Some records
+--
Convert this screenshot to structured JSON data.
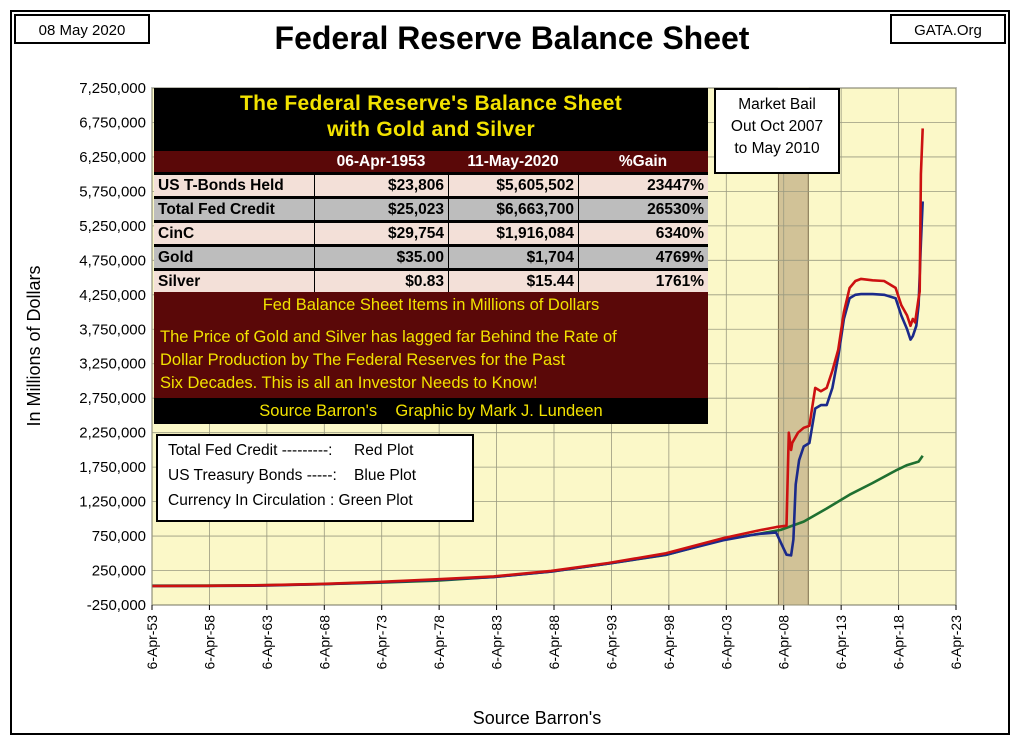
{
  "header": {
    "date": "08 May 2020",
    "source_tag": "GATA.Org",
    "title": "Federal Reserve Balance Sheet"
  },
  "chart_data": {
    "type": "line",
    "title": "Federal Reserve Balance Sheet",
    "xlabel": "Source Barron's",
    "ylabel": "In Millions of Dollars",
    "x_tick_labels": [
      "6-Apr-53",
      "6-Apr-58",
      "6-Apr-63",
      "6-Apr-68",
      "6-Apr-73",
      "6-Apr-78",
      "6-Apr-83",
      "6-Apr-88",
      "6-Apr-93",
      "6-Apr-98",
      "6-Apr-03",
      "6-Apr-08",
      "6-Apr-13",
      "6-Apr-18",
      "6-Apr-23"
    ],
    "x_tick_years": [
      1953,
      1958,
      1963,
      1968,
      1973,
      1978,
      1983,
      1988,
      1993,
      1998,
      2003,
      2008,
      2013,
      2018,
      2023
    ],
    "y_tick_labels": [
      "7,250,000",
      "6,750,000",
      "6,250,000",
      "5,750,000",
      "5,250,000",
      "4,750,000",
      "4,250,000",
      "3,750,000",
      "3,250,000",
      "2,750,000",
      "2,250,000",
      "1,750,000",
      "1,250,000",
      "750,000",
      "250,000",
      "-250,000"
    ],
    "xlim": [
      1953.26,
      2023.26
    ],
    "ylim": [
      -250000,
      7250000
    ],
    "grid": true,
    "background_color": "#fbf8c8",
    "highlight_band": {
      "x_start": 2007.8,
      "x_end": 2010.4,
      "color": "#c9b98e"
    },
    "series": [
      {
        "name": "Total Fed Credit",
        "color": "#cc1111",
        "x": [
          1953.3,
          1958,
          1963,
          1968,
          1973,
          1978,
          1983,
          1988,
          1993,
          1998,
          2003,
          2006,
          2007.6,
          2008.5,
          2008.7,
          2008.9,
          2009,
          2009.5,
          2010,
          2010.5,
          2011,
          2011.5,
          2012,
          2012.5,
          2013,
          2013.5,
          2014,
          2014.5,
          2015,
          2016,
          2017,
          2018,
          2018.5,
          2019,
          2019.3,
          2019.5,
          2019.7,
          2020,
          2020.1,
          2020.2,
          2020.36
        ],
        "y": [
          25023,
          28000,
          37000,
          56000,
          85000,
          123000,
          165000,
          245000,
          360000,
          500000,
          720000,
          830000,
          880000,
          900000,
          2250000,
          2000000,
          2100000,
          2250000,
          2320000,
          2350000,
          2900000,
          2850000,
          2900000,
          3150000,
          3450000,
          4000000,
          4350000,
          4450000,
          4480000,
          4460000,
          4450000,
          4350000,
          4100000,
          3950000,
          3800000,
          3900000,
          3850000,
          4200000,
          4300000,
          6000000,
          6663700
        ]
      },
      {
        "name": "US Treasury Bonds",
        "color": "#1b2a8a",
        "x": [
          1953.3,
          1958,
          1963,
          1968,
          1973,
          1978,
          1983,
          1988,
          1993,
          1998,
          2003,
          2006,
          2007.6,
          2008.5,
          2008.9,
          2009.1,
          2009.3,
          2009.6,
          2010,
          2010.5,
          2011,
          2011.5,
          2012,
          2012.5,
          2013,
          2013.5,
          2014,
          2014.5,
          2015,
          2016,
          2017,
          2018,
          2018.5,
          2019,
          2019.3,
          2019.5,
          2019.8,
          2020,
          2020.2,
          2020.36
        ],
        "y": [
          23806,
          26000,
          32000,
          52000,
          79000,
          116000,
          155000,
          235000,
          350000,
          480000,
          690000,
          780000,
          800000,
          480000,
          470000,
          700000,
          1500000,
          1850000,
          2050000,
          2100000,
          2600000,
          2650000,
          2650000,
          2900000,
          3350000,
          3900000,
          4200000,
          4250000,
          4260000,
          4260000,
          4250000,
          4200000,
          3950000,
          3750000,
          3600000,
          3650000,
          3800000,
          4100000,
          5000000,
          5605502
        ]
      },
      {
        "name": "Currency In Circulation",
        "color": "#1f7031",
        "x": [
          1953.3,
          1958,
          1963,
          1968,
          1973,
          1978,
          1983,
          1988,
          1993,
          1998,
          2003,
          2006,
          2008,
          2010,
          2012,
          2014,
          2016,
          2018,
          2019,
          2020,
          2020.36
        ],
        "y": [
          29754,
          32000,
          37000,
          52000,
          74000,
          103000,
          157000,
          235000,
          350000,
          475000,
          700000,
          780000,
          840000,
          960000,
          1150000,
          1350000,
          1520000,
          1700000,
          1780000,
          1830000,
          1916084
        ]
      }
    ]
  },
  "table": {
    "title_line1": "The Federal Reserve's Balance Sheet",
    "title_line2": "with Gold and Silver",
    "columns": [
      "",
      "06-Apr-1953",
      "11-May-2020",
      "%Gain"
    ],
    "rows": [
      {
        "label": "US T-Bonds Held",
        "v1953": "$23,806",
        "v2020": "$5,605,502",
        "gain": "23447%"
      },
      {
        "label": "Total Fed Credit",
        "v1953": "$25,023",
        "v2020": "$6,663,700",
        "gain": "26530%"
      },
      {
        "label": "CinC",
        "v1953": "$29,754",
        "v2020": "$1,916,084",
        "gain": "6340%"
      },
      {
        "label": "Gold",
        "v1953": "$35.00",
        "v2020": "$1,704",
        "gain": "4769%"
      },
      {
        "label": "Silver",
        "v1953": "$0.83",
        "v2020": "$15.44",
        "gain": "1761%"
      }
    ],
    "units_note": "Fed Balance Sheet Items in Millions of Dollars",
    "commentary_line1": "The Price of Gold and Silver has lagged far Behind the Rate of",
    "commentary_line2": "Dollar Production by The Federal Reserves for the Past",
    "commentary_line3": "Six Decades.  This is all an Investor Needs to Know!",
    "credit": "Source Barron's    Graphic by Mark J. Lundeen"
  },
  "legend": {
    "line1": "Total Fed Credit ---------:     Red Plot",
    "line2": "US Treasury Bonds -----:    Blue Plot",
    "line3": "Currency In Circulation : Green Plot"
  },
  "bailout_note": {
    "line1": "Market Bail",
    "line2": "Out Oct 2007",
    "line3": "to May 2010"
  }
}
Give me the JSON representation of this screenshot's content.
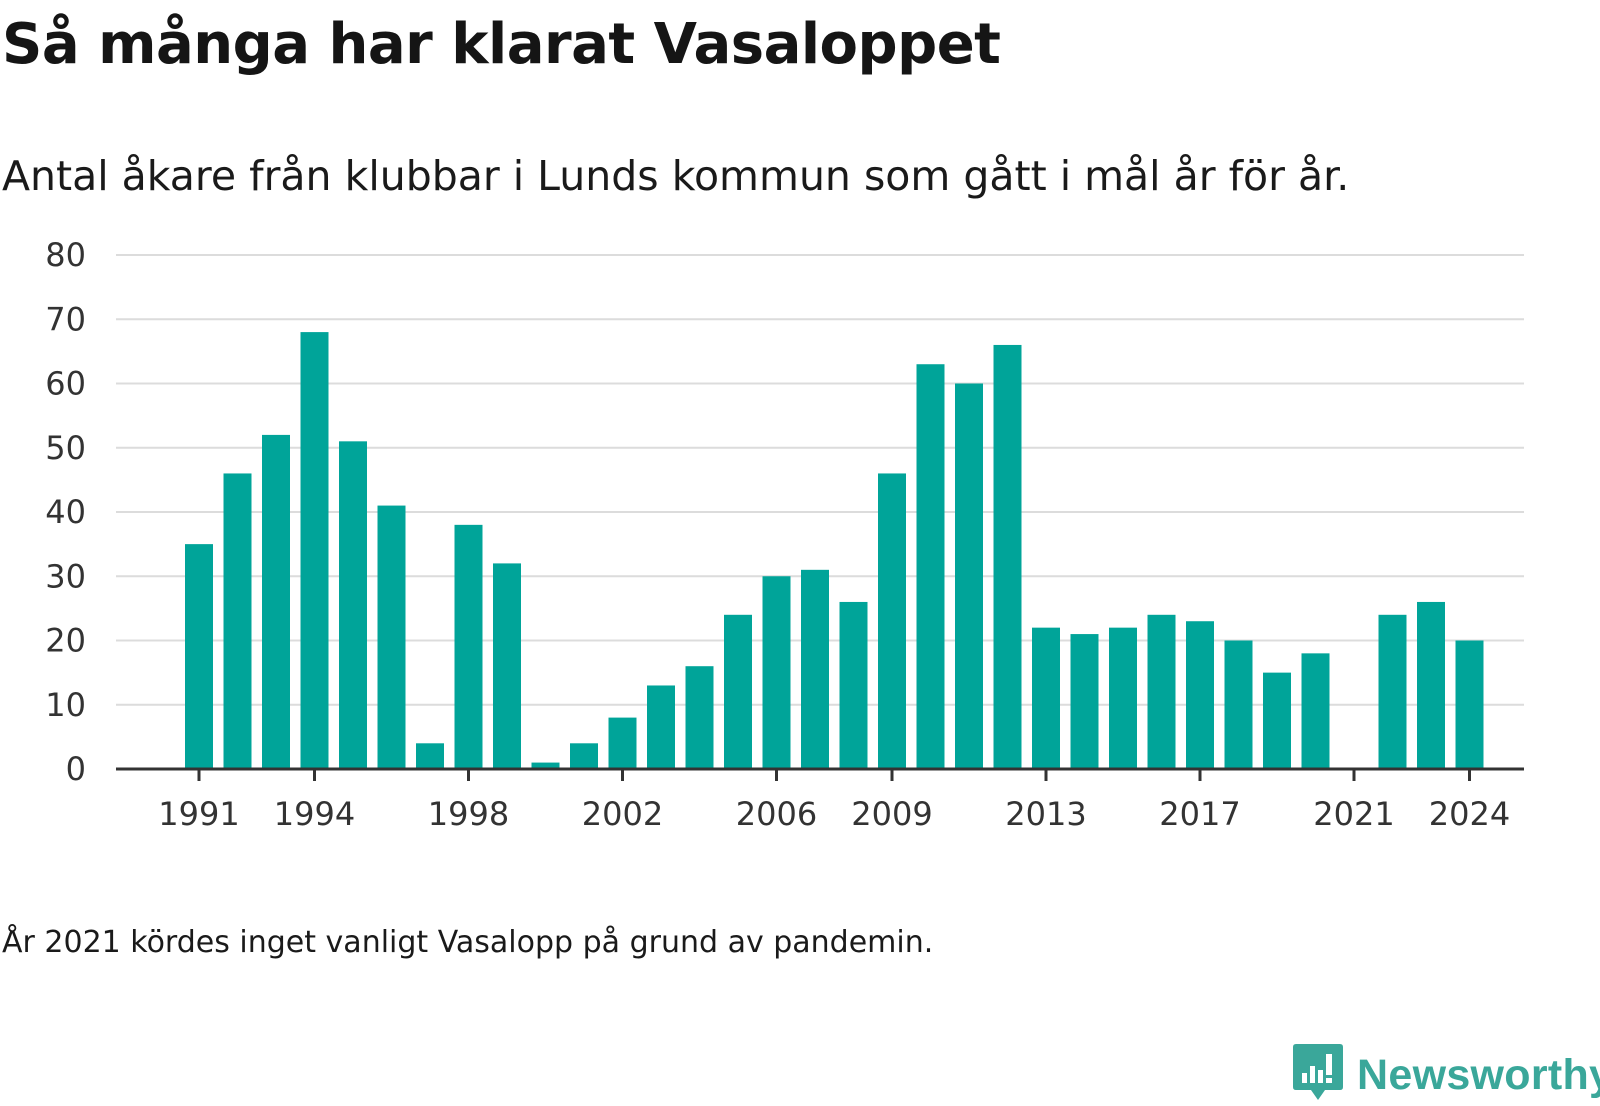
{
  "title": "Så många har klarat Vasaloppet",
  "subtitle": "Antal åkare från klubbar i Lunds kommun som gått i mål år för år.",
  "note": "År 2021 kördes inget vanligt Vasalopp på grund av pandemin.",
  "brand": {
    "name": "Newsworthy",
    "icon": "newsworthy-logo-icon",
    "color": "#3aa79a"
  },
  "chart_data": {
    "type": "bar",
    "bar_color": "#00a499",
    "grid": true,
    "ylim": [
      0,
      80
    ],
    "y_ticks": [
      0,
      10,
      20,
      30,
      40,
      50,
      60,
      70,
      80
    ],
    "x_tick_labels": [
      "1991",
      "1994",
      "1998",
      "2002",
      "2006",
      "2009",
      "2013",
      "2017",
      "2021",
      "2024"
    ],
    "categories": [
      1991,
      1992,
      1993,
      1994,
      1995,
      1996,
      1997,
      1998,
      1999,
      2000,
      2001,
      2002,
      2003,
      2004,
      2005,
      2006,
      2007,
      2008,
      2009,
      2010,
      2011,
      2012,
      2013,
      2014,
      2015,
      2016,
      2017,
      2018,
      2019,
      2020,
      2021,
      2022,
      2023,
      2024
    ],
    "values": [
      35,
      46,
      52,
      68,
      51,
      41,
      4,
      38,
      32,
      1,
      4,
      8,
      13,
      16,
      24,
      30,
      31,
      26,
      46,
      63,
      60,
      66,
      22,
      21,
      22,
      24,
      23,
      20,
      15,
      18,
      0,
      24,
      26,
      20
    ]
  }
}
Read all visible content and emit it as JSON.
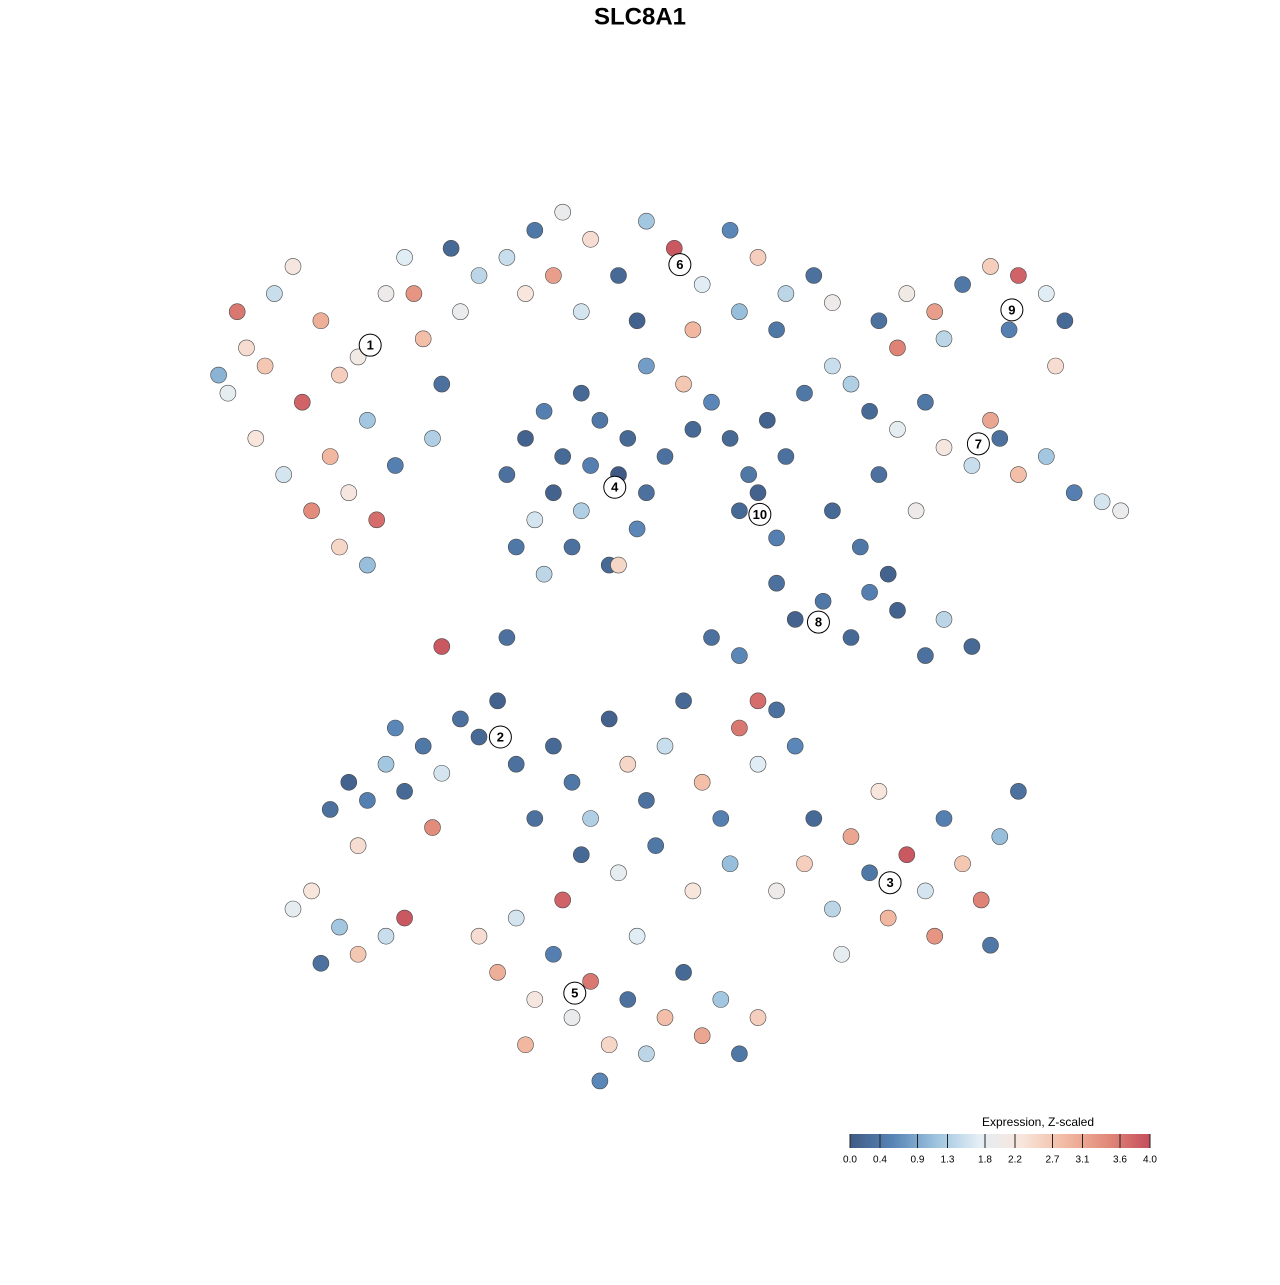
{
  "chart_data": {
    "type": "scatter",
    "title": "SLC8A1",
    "xlim": [
      0,
      100
    ],
    "ylim": [
      0,
      100
    ],
    "x": [
      3,
      5,
      8,
      10,
      13,
      15,
      18,
      20,
      22,
      24,
      26,
      28,
      30,
      6,
      9,
      12,
      15,
      18,
      14,
      11,
      17,
      21,
      25,
      4,
      7,
      16,
      19,
      23,
      27,
      2,
      33,
      36,
      39,
      42,
      45,
      48,
      51,
      54,
      57,
      60,
      63,
      66,
      68,
      35,
      41,
      47,
      53,
      58,
      62,
      38,
      33,
      35,
      37,
      39,
      41,
      43,
      45,
      47,
      44,
      40,
      36,
      38,
      46,
      42,
      34,
      48,
      41,
      37,
      57,
      59,
      61,
      63,
      58,
      62,
      60,
      55,
      50,
      53,
      65,
      68,
      52,
      48,
      73,
      76,
      79,
      82,
      85,
      88,
      91,
      93,
      80,
      87,
      92,
      75,
      70,
      72,
      75,
      78,
      80,
      83,
      86,
      88,
      91,
      94,
      97,
      73,
      77,
      85,
      99,
      62,
      64,
      67,
      70,
      72,
      75,
      78,
      80,
      83,
      71,
      68,
      74,
      55,
      58,
      60,
      26,
      33,
      45,
      14,
      16,
      18,
      20,
      22,
      24,
      26,
      28,
      30,
      32,
      17,
      25,
      21,
      34,
      38,
      40,
      42,
      44,
      46,
      48,
      50,
      52,
      54,
      56,
      58,
      60,
      62,
      64,
      41,
      45,
      49,
      53,
      57,
      36,
      62,
      65,
      68,
      70,
      72,
      74,
      76,
      78,
      80,
      82,
      84,
      86,
      88,
      66,
      73,
      79,
      69,
      85,
      30,
      32,
      34,
      36,
      38,
      40,
      42,
      44,
      46,
      48,
      50,
      52,
      54,
      56,
      58,
      60,
      47,
      35,
      43,
      39,
      10,
      12,
      15,
      17,
      20,
      22,
      13
    ],
    "y": [
      77,
      82,
      88,
      91,
      85,
      79,
      74,
      88,
      92,
      83,
      78,
      86,
      90,
      72,
      68,
      64,
      60,
      58,
      70,
      76,
      81,
      69,
      72,
      86,
      80,
      66,
      63,
      88,
      93,
      79,
      92,
      95,
      97,
      94,
      90,
      96,
      93,
      89,
      95,
      92,
      88,
      90,
      87,
      88,
      86,
      85,
      84,
      86,
      84,
      90,
      68,
      72,
      75,
      70,
      64,
      74,
      68,
      62,
      58,
      60,
      63,
      66,
      72,
      69,
      60,
      66,
      77,
      57,
      72,
      68,
      74,
      70,
      64,
      61,
      66,
      76,
      70,
      73,
      77,
      80,
      78,
      80,
      85,
      88,
      86,
      89,
      91,
      90,
      88,
      85,
      83,
      84,
      80,
      82,
      78,
      75,
      73,
      76,
      71,
      69,
      72,
      68,
      70,
      66,
      65,
      68,
      64,
      74,
      64,
      56,
      52,
      54,
      50,
      55,
      53,
      48,
      52,
      49,
      60,
      64,
      57,
      50,
      48,
      43,
      49,
      50,
      58,
      31,
      34,
      32,
      36,
      33,
      38,
      35,
      41,
      39,
      43,
      27,
      29,
      40,
      36,
      38,
      34,
      30,
      41,
      36,
      32,
      38,
      43,
      34,
      30,
      40,
      36,
      42,
      38,
      26,
      24,
      27,
      22,
      25,
      30,
      22,
      25,
      20,
      28,
      24,
      19,
      26,
      22,
      30,
      25,
      21,
      28,
      33,
      30,
      33,
      17,
      15,
      16,
      17,
      13,
      19,
      10,
      15,
      8,
      12,
      5,
      10,
      4,
      8,
      13,
      6,
      10,
      4,
      8,
      17,
      5,
      1,
      21,
      20,
      22,
      18,
      15,
      17,
      19,
      14
    ],
    "values": [
      1.8,
      2.4,
      1.5,
      2.2,
      3.0,
      2.6,
      1.2,
      2.0,
      1.7,
      2.8,
      0.3,
      1.9,
      1.4,
      2.3,
      1.6,
      3.4,
      2.5,
      1.1,
      2.9,
      3.8,
      2.1,
      0.5,
      1.3,
      3.6,
      2.7,
      2.2,
      3.7,
      3.3,
      0.2,
      1.0,
      1.5,
      0.4,
      1.9,
      2.4,
      0.2,
      1.2,
      3.9,
      1.7,
      0.6,
      2.6,
      1.4,
      0.3,
      2.0,
      2.3,
      1.6,
      0.1,
      2.9,
      1.1,
      0.4,
      3.2,
      0.3,
      0.1,
      0.5,
      0.2,
      1.3,
      0.4,
      0.0,
      0.6,
      0.2,
      0.3,
      1.6,
      0.1,
      0.2,
      0.5,
      0.4,
      0.3,
      0.2,
      1.4,
      0.2,
      0.4,
      0.1,
      0.3,
      0.2,
      0.5,
      0.1,
      0.6,
      0.3,
      0.2,
      0.4,
      1.5,
      2.7,
      0.8,
      0.3,
      2.1,
      3.2,
      0.4,
      2.6,
      3.8,
      1.7,
      0.2,
      1.4,
      0.5,
      2.4,
      3.5,
      1.3,
      0.2,
      1.8,
      0.4,
      2.2,
      1.5,
      0.3,
      2.8,
      1.2,
      0.5,
      1.6,
      0.3,
      2.0,
      3.1,
      1.9,
      0.3,
      0.1,
      0.4,
      0.2,
      0.5,
      0.1,
      0.3,
      1.4,
      0.2,
      0.4,
      0.2,
      0.1,
      0.3,
      0.6,
      3.7,
      3.9,
      0.3,
      2.5,
      0.3,
      0.1,
      0.5,
      1.2,
      0.2,
      0.4,
      1.6,
      0.3,
      0.2,
      0.1,
      2.4,
      3.4,
      0.6,
      0.3,
      0.2,
      0.4,
      1.3,
      0.1,
      2.5,
      0.3,
      1.5,
      0.2,
      2.8,
      0.5,
      3.6,
      1.7,
      0.3,
      0.6,
      0.2,
      1.8,
      0.4,
      2.3,
      1.1,
      0.3,
      2.0,
      2.6,
      1.4,
      3.1,
      0.4,
      2.9,
      3.9,
      1.6,
      0.5,
      2.7,
      3.5,
      1.1,
      0.3,
      0.2,
      2.3,
      3.3,
      1.8,
      0.4,
      2.4,
      3.0,
      1.6,
      2.2,
      0.5,
      1.9,
      3.6,
      2.5,
      0.3,
      1.4,
      2.8,
      0.2,
      3.1,
      1.2,
      0.4,
      2.6,
      1.7,
      2.9,
      0.6,
      3.8,
      1.8,
      2.3,
      1.2,
      2.7,
      1.5,
      3.9,
      0.3
    ],
    "cluster_labels": {
      "text": [
        "1",
        "2",
        "3",
        "4",
        "5",
        "6",
        "7",
        "8",
        "9",
        "10"
      ],
      "x": [
        18.3,
        32.3,
        74.2,
        44.6,
        40.3,
        51.6,
        83.7,
        66.5,
        87.3,
        60.2
      ],
      "y": [
        82.3,
        39.0,
        22.9,
        66.6,
        10.7,
        91.2,
        71.4,
        51.7,
        86.2,
        63.6
      ]
    },
    "colorbar": {
      "title": "Expression, Z-scaled",
      "lim": [
        0,
        4
      ],
      "colors": [
        "#3f5b85",
        "#5784b6",
        "#9cc3de",
        "#e3eef5",
        "#f8e6dc",
        "#f2bba3",
        "#e28a7a",
        "#c44e5c"
      ],
      "ticks": [
        {
          "value": 0,
          "label": "0.0"
        },
        0.4,
        0.9,
        1.3,
        1.8,
        2.2,
        2.7,
        3.1,
        3.6,
        {
          "value": 4,
          "label": "4.0"
        }
      ]
    }
  }
}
+--
• _Stated goal_
Out of the preceding entries, pull every line containing the string "screenshot".

• _Correct response_
Convert this screenshot to structured JSON data.
Give me the JSON representation of this screenshot's content.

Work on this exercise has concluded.